Records to use
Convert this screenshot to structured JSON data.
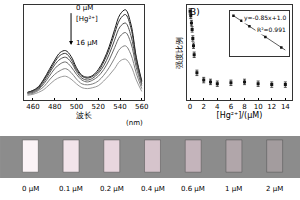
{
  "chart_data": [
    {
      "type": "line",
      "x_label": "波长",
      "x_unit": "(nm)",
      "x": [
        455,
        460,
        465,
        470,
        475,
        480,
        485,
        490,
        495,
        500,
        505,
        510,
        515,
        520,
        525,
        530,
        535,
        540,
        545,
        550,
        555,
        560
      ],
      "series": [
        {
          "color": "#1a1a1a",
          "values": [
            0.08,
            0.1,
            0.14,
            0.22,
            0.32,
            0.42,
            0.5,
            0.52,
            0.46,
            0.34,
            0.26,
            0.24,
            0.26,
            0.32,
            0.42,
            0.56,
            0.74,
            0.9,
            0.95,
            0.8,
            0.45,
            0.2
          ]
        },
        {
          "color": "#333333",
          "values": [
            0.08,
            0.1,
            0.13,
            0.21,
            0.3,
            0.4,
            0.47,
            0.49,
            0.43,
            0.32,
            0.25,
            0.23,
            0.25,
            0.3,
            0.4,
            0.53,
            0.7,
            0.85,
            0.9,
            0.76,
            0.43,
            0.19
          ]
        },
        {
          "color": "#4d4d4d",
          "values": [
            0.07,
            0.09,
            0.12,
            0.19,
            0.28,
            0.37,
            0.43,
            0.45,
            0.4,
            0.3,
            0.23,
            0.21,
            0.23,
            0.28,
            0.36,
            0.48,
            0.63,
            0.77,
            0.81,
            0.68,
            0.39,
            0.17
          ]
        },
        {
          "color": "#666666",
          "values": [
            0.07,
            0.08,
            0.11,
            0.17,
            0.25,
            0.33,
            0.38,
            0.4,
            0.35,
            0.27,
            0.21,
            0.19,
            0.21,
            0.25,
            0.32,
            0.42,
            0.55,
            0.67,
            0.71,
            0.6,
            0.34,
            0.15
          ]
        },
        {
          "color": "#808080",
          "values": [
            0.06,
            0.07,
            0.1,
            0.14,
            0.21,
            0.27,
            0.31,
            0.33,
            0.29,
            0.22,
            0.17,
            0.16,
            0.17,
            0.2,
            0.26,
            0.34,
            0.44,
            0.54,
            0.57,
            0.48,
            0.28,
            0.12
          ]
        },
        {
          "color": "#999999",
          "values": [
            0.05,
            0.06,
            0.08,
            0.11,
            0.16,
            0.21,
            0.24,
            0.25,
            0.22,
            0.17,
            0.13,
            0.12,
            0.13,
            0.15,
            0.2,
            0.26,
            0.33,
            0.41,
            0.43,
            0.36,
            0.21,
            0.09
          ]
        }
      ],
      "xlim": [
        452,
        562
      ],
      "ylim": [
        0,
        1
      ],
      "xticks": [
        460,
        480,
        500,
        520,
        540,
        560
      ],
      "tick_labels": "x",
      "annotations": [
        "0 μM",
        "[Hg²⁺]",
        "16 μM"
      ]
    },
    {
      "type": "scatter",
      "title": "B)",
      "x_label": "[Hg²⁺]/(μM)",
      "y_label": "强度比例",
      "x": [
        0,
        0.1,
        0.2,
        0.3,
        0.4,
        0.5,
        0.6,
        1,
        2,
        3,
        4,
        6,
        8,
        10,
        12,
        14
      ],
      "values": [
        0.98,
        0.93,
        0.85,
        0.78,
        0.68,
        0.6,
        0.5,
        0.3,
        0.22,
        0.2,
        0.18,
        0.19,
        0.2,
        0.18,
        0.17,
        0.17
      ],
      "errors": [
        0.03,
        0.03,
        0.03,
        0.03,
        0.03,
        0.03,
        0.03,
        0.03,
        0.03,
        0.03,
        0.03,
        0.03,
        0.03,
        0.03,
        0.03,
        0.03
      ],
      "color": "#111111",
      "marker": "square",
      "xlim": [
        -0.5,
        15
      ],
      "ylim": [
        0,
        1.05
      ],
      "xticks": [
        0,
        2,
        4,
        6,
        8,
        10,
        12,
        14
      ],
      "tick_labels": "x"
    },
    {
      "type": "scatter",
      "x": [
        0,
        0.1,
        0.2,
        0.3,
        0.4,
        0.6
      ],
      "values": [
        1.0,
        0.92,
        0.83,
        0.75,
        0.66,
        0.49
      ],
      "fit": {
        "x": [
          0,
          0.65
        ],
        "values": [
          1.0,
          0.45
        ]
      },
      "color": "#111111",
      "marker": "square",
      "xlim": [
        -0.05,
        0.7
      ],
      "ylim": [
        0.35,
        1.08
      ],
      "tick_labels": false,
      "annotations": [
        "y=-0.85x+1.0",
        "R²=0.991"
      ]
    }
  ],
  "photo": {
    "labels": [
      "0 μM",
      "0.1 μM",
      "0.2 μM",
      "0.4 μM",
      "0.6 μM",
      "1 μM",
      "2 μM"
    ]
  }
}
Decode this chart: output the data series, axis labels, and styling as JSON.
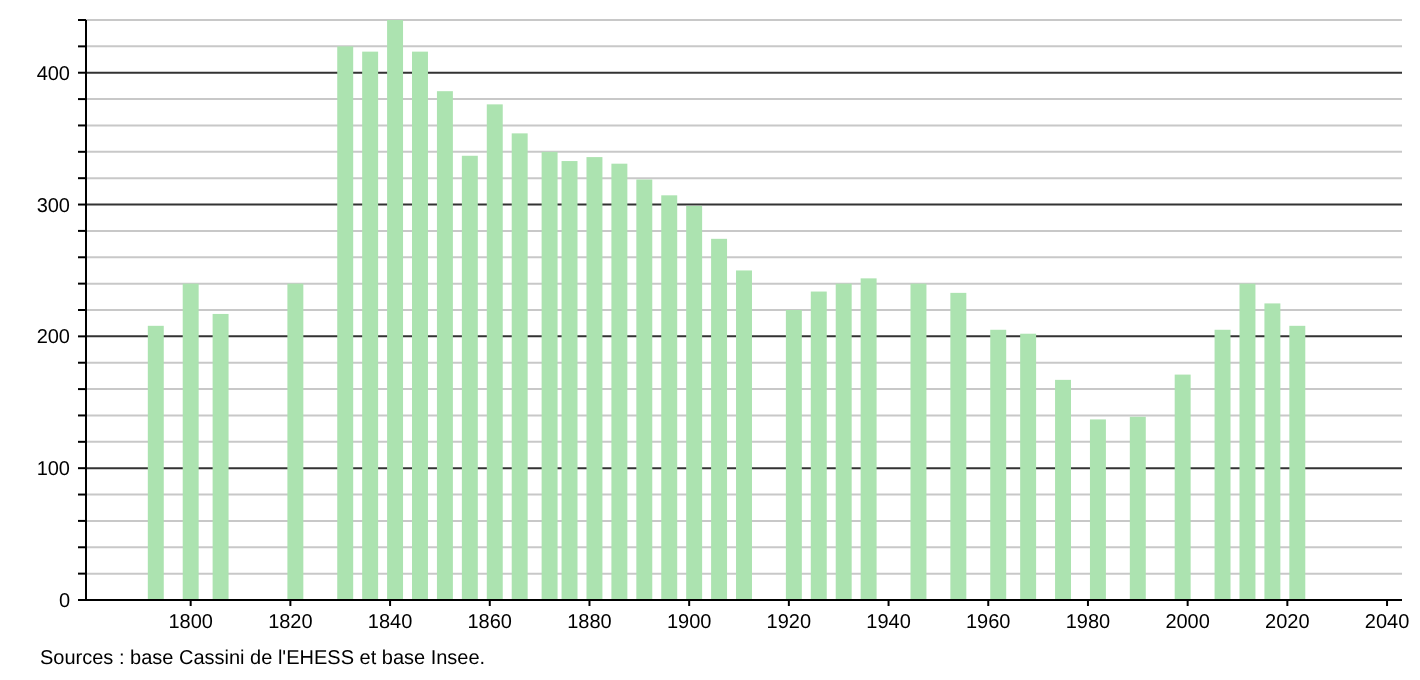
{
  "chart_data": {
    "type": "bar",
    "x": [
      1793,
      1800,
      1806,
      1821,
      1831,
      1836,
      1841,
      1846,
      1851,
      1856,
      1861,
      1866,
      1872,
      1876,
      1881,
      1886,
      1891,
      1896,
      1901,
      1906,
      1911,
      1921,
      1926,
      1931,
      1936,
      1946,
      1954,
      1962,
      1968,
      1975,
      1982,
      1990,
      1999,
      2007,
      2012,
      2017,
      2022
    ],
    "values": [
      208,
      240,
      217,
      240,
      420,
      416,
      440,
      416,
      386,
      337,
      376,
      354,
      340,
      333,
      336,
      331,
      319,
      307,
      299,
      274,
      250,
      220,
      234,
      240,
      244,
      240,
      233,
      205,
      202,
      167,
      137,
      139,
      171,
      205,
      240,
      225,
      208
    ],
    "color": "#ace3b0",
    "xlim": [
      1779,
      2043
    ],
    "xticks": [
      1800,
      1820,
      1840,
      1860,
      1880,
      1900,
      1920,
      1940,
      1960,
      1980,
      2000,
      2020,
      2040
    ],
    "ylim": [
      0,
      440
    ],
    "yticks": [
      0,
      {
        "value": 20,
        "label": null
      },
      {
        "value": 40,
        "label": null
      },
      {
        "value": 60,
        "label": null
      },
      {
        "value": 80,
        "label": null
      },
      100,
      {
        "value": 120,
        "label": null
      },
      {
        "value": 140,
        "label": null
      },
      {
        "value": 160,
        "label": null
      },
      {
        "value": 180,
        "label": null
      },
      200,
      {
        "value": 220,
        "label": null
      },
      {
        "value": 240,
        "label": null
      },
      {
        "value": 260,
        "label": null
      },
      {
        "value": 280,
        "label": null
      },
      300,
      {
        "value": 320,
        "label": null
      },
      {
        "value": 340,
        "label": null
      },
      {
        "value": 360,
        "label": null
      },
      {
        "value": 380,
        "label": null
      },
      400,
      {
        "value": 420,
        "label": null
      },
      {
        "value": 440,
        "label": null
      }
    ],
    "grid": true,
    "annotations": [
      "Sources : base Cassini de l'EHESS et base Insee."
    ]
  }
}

Aim
Reproduce every line above as written, skipping pictures.

Result of this task
Convert this screenshot to structured JSON data.
{
  "chart_data": [
    {
      "type": "line",
      "x_label": "波长",
      "x_unit": "(nm)",
      "x": [
        455,
        460,
        465,
        470,
        475,
        480,
        485,
        490,
        495,
        500,
        505,
        510,
        515,
        520,
        525,
        530,
        535,
        540,
        545,
        550,
        555,
        560
      ],
      "series": [
        {
          "color": "#1a1a1a",
          "values": [
            0.08,
            0.1,
            0.14,
            0.22,
            0.32,
            0.42,
            0.5,
            0.52,
            0.46,
            0.34,
            0.26,
            0.24,
            0.26,
            0.32,
            0.42,
            0.56,
            0.74,
            0.9,
            0.95,
            0.8,
            0.45,
            0.2
          ]
        },
        {
          "color": "#333333",
          "values": [
            0.08,
            0.1,
            0.13,
            0.21,
            0.3,
            0.4,
            0.47,
            0.49,
            0.43,
            0.32,
            0.25,
            0.23,
            0.25,
            0.3,
            0.4,
            0.53,
            0.7,
            0.85,
            0.9,
            0.76,
            0.43,
            0.19
          ]
        },
        {
          "color": "#4d4d4d",
          "values": [
            0.07,
            0.09,
            0.12,
            0.19,
            0.28,
            0.37,
            0.43,
            0.45,
            0.4,
            0.3,
            0.23,
            0.21,
            0.23,
            0.28,
            0.36,
            0.48,
            0.63,
            0.77,
            0.81,
            0.68,
            0.39,
            0.17
          ]
        },
        {
          "color": "#666666",
          "values": [
            0.07,
            0.08,
            0.11,
            0.17,
            0.25,
            0.33,
            0.38,
            0.4,
            0.35,
            0.27,
            0.21,
            0.19,
            0.21,
            0.25,
            0.32,
            0.42,
            0.55,
            0.67,
            0.71,
            0.6,
            0.34,
            0.15
          ]
        },
        {
          "color": "#808080",
          "values": [
            0.06,
            0.07,
            0.1,
            0.14,
            0.21,
            0.27,
            0.31,
            0.33,
            0.29,
            0.22,
            0.17,
            0.16,
            0.17,
            0.2,
            0.26,
            0.34,
            0.44,
            0.54,
            0.57,
            0.48,
            0.28,
            0.12
          ]
        },
        {
          "color": "#999999",
          "values": [
            0.05,
            0.06,
            0.08,
            0.11,
            0.16,
            0.21,
            0.24,
            0.25,
            0.22,
            0.17,
            0.13,
            0.12,
            0.13,
            0.15,
            0.2,
            0.26,
            0.33,
            0.41,
            0.43,
            0.36,
            0.21,
            0.09
          ]
        }
      ],
      "xlim": [
        452,
        562
      ],
      "ylim": [
        0,
        1
      ],
      "xticks": [
        460,
        480,
        500,
        520,
        540,
        560
      ],
      "tick_labels": "x",
      "annotations": [
        "0 μM",
        "[Hg²⁺]",
        "16 μM"
      ]
    },
    {
      "type": "scatter",
      "title": "B)",
      "x_label": "[Hg²⁺]/(μM)",
      "y_label": "强度比例",
      "x": [
        0,
        0.1,
        0.2,
        0.3,
        0.4,
        0.5,
        0.6,
        1,
        2,
        3,
        4,
        6,
        8,
        10,
        12,
        14
      ],
      "values": [
        0.98,
        0.93,
        0.85,
        0.78,
        0.68,
        0.6,
        0.5,
        0.3,
        0.22,
        0.2,
        0.18,
        0.19,
        0.2,
        0.18,
        0.17,
        0.17
      ],
      "errors": [
        0.03,
        0.03,
        0.03,
        0.03,
        0.03,
        0.03,
        0.03,
        0.03,
        0.03,
        0.03,
        0.03,
        0.03,
        0.03,
        0.03,
        0.03,
        0.03
      ],
      "color": "#111111",
      "marker": "square",
      "xlim": [
        -0.5,
        15
      ],
      "ylim": [
        0,
        1.05
      ],
      "xticks": [
        0,
        2,
        4,
        6,
        8,
        10,
        12,
        14
      ],
      "tick_labels": "x"
    },
    {
      "type": "scatter",
      "x": [
        0,
        0.1,
        0.2,
        0.3,
        0.4,
        0.6
      ],
      "values": [
        1.0,
        0.92,
        0.83,
        0.75,
        0.66,
        0.49
      ],
      "fit": {
        "x": [
          0,
          0.65
        ],
        "values": [
          1.0,
          0.45
        ]
      },
      "color": "#111111",
      "marker": "square",
      "xlim": [
        -0.05,
        0.7
      ],
      "ylim": [
        0.35,
        1.08
      ],
      "tick_labels": false,
      "annotations": [
        "y=-0.85x+1.0",
        "R²=0.991"
      ]
    }
  ],
  "photo": {
    "labels": [
      "0 μM",
      "0.1 μM",
      "0.2 μM",
      "0.4 μM",
      "0.6 μM",
      "1 μM",
      "2 μM"
    ]
  }
}
Decode this chart: output the data series, axis labels, and styling as JSON.
{
  "chart_data": {
    "type": "bar",
    "x": [
      1793,
      1800,
      1806,
      1821,
      1831,
      1836,
      1841,
      1846,
      1851,
      1856,
      1861,
      1866,
      1872,
      1876,
      1881,
      1886,
      1891,
      1896,
      1901,
      1906,
      1911,
      1921,
      1926,
      1931,
      1936,
      1946,
      1954,
      1962,
      1968,
      1975,
      1982,
      1990,
      1999,
      2007,
      2012,
      2017,
      2022
    ],
    "values": [
      208,
      240,
      217,
      240,
      420,
      416,
      440,
      416,
      386,
      337,
      376,
      354,
      340,
      333,
      336,
      331,
      319,
      307,
      299,
      274,
      250,
      220,
      234,
      240,
      244,
      240,
      233,
      205,
      202,
      167,
      137,
      139,
      171,
      205,
      240,
      225,
      208
    ],
    "color": "#ace3b0",
    "xlim": [
      1779,
      2043
    ],
    "xticks": [
      1800,
      1820,
      1840,
      1860,
      1880,
      1900,
      1920,
      1940,
      1960,
      1980,
      2000,
      2020,
      2040
    ],
    "ylim": [
      0,
      440
    ],
    "yticks": [
      0,
      {
        "value": 20,
        "label": null
      },
      {
        "value": 40,
        "label": null
      },
      {
        "value": 60,
        "label": null
      },
      {
        "value": 80,
        "label": null
      },
      100,
      {
        "value": 120,
        "label": null
      },
      {
        "value": 140,
        "label": null
      },
      {
        "value": 160,
        "label": null
      },
      {
        "value": 180,
        "label": null
      },
      200,
      {
        "value": 220,
        "label": null
      },
      {
        "value": 240,
        "label": null
      },
      {
        "value": 260,
        "label": null
      },
      {
        "value": 280,
        "label": null
      },
      300,
      {
        "value": 320,
        "label": null
      },
      {
        "value": 340,
        "label": null
      },
      {
        "value": 360,
        "label": null
      },
      {
        "value": 380,
        "label": null
      },
      400,
      {
        "value": 420,
        "label": null
      },
      {
        "value": 440,
        "label": null
      }
    ],
    "grid": true,
    "annotations": [
      "Sources : base Cassini de l'EHESS et base Insee."
    ]
  }
}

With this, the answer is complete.